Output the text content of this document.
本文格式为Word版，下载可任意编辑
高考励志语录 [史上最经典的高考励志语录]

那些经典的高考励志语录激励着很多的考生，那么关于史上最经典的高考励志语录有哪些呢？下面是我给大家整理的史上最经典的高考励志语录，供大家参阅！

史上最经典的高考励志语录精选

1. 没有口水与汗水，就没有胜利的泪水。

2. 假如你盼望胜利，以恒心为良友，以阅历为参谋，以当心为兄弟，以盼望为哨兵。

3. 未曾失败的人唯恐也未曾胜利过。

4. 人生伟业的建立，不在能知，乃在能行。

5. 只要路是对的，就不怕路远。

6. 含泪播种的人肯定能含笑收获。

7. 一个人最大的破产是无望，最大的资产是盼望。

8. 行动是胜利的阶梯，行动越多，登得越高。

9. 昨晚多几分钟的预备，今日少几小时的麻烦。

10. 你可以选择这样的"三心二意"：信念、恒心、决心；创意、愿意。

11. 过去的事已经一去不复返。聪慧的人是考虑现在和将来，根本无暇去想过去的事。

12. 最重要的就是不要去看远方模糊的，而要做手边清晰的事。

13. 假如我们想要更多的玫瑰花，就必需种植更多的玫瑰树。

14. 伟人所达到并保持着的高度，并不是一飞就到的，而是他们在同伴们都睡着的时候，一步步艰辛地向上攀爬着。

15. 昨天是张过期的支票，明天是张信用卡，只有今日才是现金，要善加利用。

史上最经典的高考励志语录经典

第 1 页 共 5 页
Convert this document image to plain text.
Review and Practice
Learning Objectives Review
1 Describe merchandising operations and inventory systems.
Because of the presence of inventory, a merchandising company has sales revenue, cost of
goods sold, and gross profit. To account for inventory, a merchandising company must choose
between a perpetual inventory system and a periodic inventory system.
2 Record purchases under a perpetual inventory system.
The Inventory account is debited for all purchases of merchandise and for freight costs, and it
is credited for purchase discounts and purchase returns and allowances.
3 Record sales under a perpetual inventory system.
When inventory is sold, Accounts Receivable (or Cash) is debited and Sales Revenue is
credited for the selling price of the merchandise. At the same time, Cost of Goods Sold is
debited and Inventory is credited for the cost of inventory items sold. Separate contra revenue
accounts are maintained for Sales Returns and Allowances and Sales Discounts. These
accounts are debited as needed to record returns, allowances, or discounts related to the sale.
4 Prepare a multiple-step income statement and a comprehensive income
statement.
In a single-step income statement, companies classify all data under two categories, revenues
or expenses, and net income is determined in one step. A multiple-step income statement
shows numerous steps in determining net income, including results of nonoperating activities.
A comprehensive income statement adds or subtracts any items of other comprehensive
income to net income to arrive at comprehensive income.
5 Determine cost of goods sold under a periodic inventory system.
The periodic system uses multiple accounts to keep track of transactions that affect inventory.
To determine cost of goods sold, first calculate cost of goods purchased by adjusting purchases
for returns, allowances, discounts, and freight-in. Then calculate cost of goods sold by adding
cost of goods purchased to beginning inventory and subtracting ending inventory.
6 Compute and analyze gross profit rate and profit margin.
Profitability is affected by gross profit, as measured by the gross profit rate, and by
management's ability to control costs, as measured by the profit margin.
☆ ☆ ☆
» PROBLEM: Nothing may be left out: return each entry exactly as it reads.

» CORRECT RESPONSE:
Output the text content of this document.
本文格式为Word版，下载可任意编辑
高考励志语录 [史上最经典的高考励志语录]

那些经典的高考励志语录激励着很多的考生，那么关于史上最经典的高考励志语录有哪些呢？下面是我给大家整理的史上最经典的高考励志语录，供大家参阅！

史上最经典的高考励志语录精选

1. 没有口水与汗水，就没有胜利的泪水。

2. 假如你盼望胜利，以恒心为良友，以阅历为参谋，以当心为兄弟，以盼望为哨兵。

3. 未曾失败的人唯恐也未曾胜利过。

4. 人生伟业的建立，不在能知，乃在能行。

5. 只要路是对的，就不怕路远。

6. 含泪播种的人肯定能含笑收获。

7. 一个人最大的破产是无望，最大的资产是盼望。

8. 行动是胜利的阶梯，行动越多，登得越高。

9. 昨晚多几分钟的预备，今日少几小时的麻烦。

10. 你可以选择这样的"三心二意"：信念、恒心、决心；创意、愿意。

11. 过去的事已经一去不复返。聪慧的人是考虑现在和将来，根本无暇去想过去的事。

12. 最重要的就是不要去看远方模糊的，而要做手边清晰的事。

13. 假如我们想要更多的玫瑰花，就必需种植更多的玫瑰树。

14. 伟人所达到并保持着的高度，并不是一飞就到的，而是他们在同伴们都睡着的时候，一步步艰辛地向上攀爬着。

15. 昨天是张过期的支票，明天是张信用卡，只有今日才是现金，要善加利用。

史上最经典的高考励志语录经典

第 1 页 共 5 页
Convert this document image to plain text.
Review and Practice
Learning Objectives Review
1 Describe merchandising operations and inventory systems.
Because of the presence of inventory, a merchandising company has sales revenue, cost of
goods sold, and gross profit. To account for inventory, a merchandising company must choose
between a perpetual inventory system and a periodic inventory system.
2 Record purchases under a perpetual inventory system.
The Inventory account is debited for all purchases of merchandise and for freight costs, and it
is credited for purchase discounts and purchase returns and allowances.
3 Record sales under a perpetual inventory system.
When inventory is sold, Accounts Receivable (or Cash) is debited and Sales Revenue is
credited for the selling price of the merchandise. At the same time, Cost of Goods Sold is
debited and Inventory is credited for the cost of inventory items sold. Separate contra revenue
accounts are maintained for Sales Returns and Allowances and Sales Discounts. These
accounts are debited as needed to record returns, allowances, or discounts related to the sale.
4 Prepare a multiple-step income statement and a comprehensive income
statement.
In a single-step income statement, companies classify all data under two categories, revenues
or expenses, and net income is determined in one step. A multiple-step income statement
shows numerous steps in determining net income, including results of nonoperating activities.
A comprehensive income statement adds or subtracts any items of other comprehensive
income to net income to arrive at comprehensive income.
5 Determine cost of goods sold under a periodic inventory system.
The periodic system uses multiple accounts to keep track of transactions that affect inventory.
To determine cost of goods sold, first calculate cost of goods purchased by adjusting purchases
for returns, allowances, discounts, and freight-in. Then calculate cost of goods sold by adding
cost of goods purchased to beginning inventory and subtracting ending inventory.
6 Compute and analyze gross profit rate and profit margin.
Profitability is affected by gross profit, as measured by the gross profit rate, and by
management's ability to control costs, as measured by the profit margin.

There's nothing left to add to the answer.